Problem description
Write the lines below as a numbered list, starting at the line that contains "- avatar-image: [26, 71, 74, 119]" and ending at the line that contains "- reply-button[interactable]: [84, 561, 110, 587]", with both ends included and blank lines left out.

Source material
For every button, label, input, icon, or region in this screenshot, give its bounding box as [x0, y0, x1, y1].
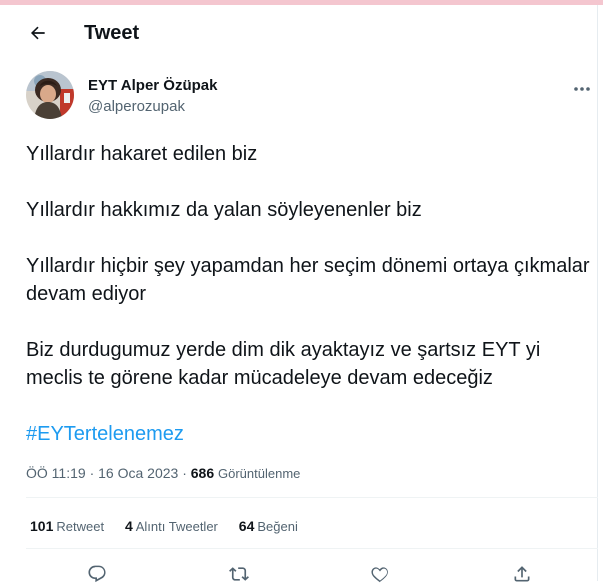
- avatar-image: [26, 71, 74, 119]
- retweets-label: Retweet: [56, 519, 105, 534]
- more-horizontal-icon: [574, 87, 590, 91]
- divider: [26, 548, 598, 549]
- views-count: 686: [190, 465, 215, 481]
- tweet-stats: 101 Retweet 4 Alıntı Tweetler 64 Beğeni: [30, 517, 315, 536]
- reply-button[interactable]: [84, 561, 110, 587]
- more-options-button[interactable]: [568, 75, 596, 103]
- action-bar: [0, 561, 597, 587]
- back-button[interactable]: [22, 17, 54, 49]
- meta-separator: ·: [182, 465, 187, 481]
- likes-label: Beğeni: [257, 519, 298, 534]
- views-label: Görüntülenme: [218, 466, 301, 481]
- retweet-button[interactable]: [226, 561, 252, 587]
- meta-separator: ·: [89, 465, 95, 481]
- tweet-date[interactable]: 16 Oca 2023: [98, 465, 178, 481]
- tweet-meta: ÖÖ 11:19 · 16 Oca 2023 · 686 Görüntülenm…: [26, 464, 300, 483]
- tweet-paragraph: Yıllardır hakkımız da yalan söyleyenenle…: [26, 199, 422, 221]
- quotes-label: Alıntı Tweetler: [135, 519, 218, 534]
- retweets-count: 101: [30, 518, 54, 534]
- like-icon: [371, 567, 388, 583]
- tweet-time[interactable]: ÖÖ 11:19: [26, 465, 86, 481]
- tweet-text: Yıllardır hakaret edilen biz Yıllardır h…: [26, 140, 596, 420]
- tweet-paragraph: Biz durdugumuz yerde dim dik ayaktayız v…: [26, 339, 541, 389]
- hashtag-link[interactable]: #EYTertelenemez: [26, 420, 184, 448]
- quotes-count: 4: [124, 518, 133, 534]
- tweet-paragraph: Yıllardır hakaret edilen biz: [26, 143, 258, 165]
- arrow-left-icon: [30, 26, 45, 40]
- likes-stat[interactable]: 64 Beğeni: [239, 517, 298, 536]
- page-title: Tweet: [84, 22, 140, 44]
- divider: [26, 497, 598, 498]
- author-handle[interactable]: @alperozupak: [88, 97, 185, 117]
- avatar[interactable]: [26, 71, 74, 119]
- retweet-icon: [229, 567, 249, 581]
- share-button[interactable]: [509, 561, 535, 587]
- share-icon: [514, 566, 530, 582]
- quotes-stat[interactable]: 4 Alıntı Tweetler: [125, 517, 218, 536]
- retweets-stat[interactable]: 101 Retweet: [30, 517, 104, 536]
- tweet-detail-panel: Tweet EYT Alper Özüpak @alperozupak Yıll…: [0, 5, 598, 583]
- author-name[interactable]: EYT Alper Özüpak: [88, 76, 217, 96]
- page-header: Tweet: [0, 5, 597, 57]
- tweet-paragraph: Yıllardır hiçbir şey yapamdan her seçim …: [26, 255, 590, 305]
- like-button[interactable]: [367, 561, 393, 587]
- likes-count: 64: [238, 518, 255, 534]
- reply-icon: [88, 565, 106, 583]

Output for this exercise
1. - avatar-image: [26, 71, 74, 119]
2. - retweets-label: Retweet: [56, 519, 105, 534]
3. - more-horizontal-icon: [574, 87, 590, 91]
4. - divider: [26, 548, 598, 549]
5. - views-count: 686: [190, 465, 215, 481]
6. - tweet-stats: 101 Retweet 4 Alıntı Tweetler 64 Beğeni: [30, 517, 315, 536]
7. - reply-button[interactable]: [84, 561, 110, 587]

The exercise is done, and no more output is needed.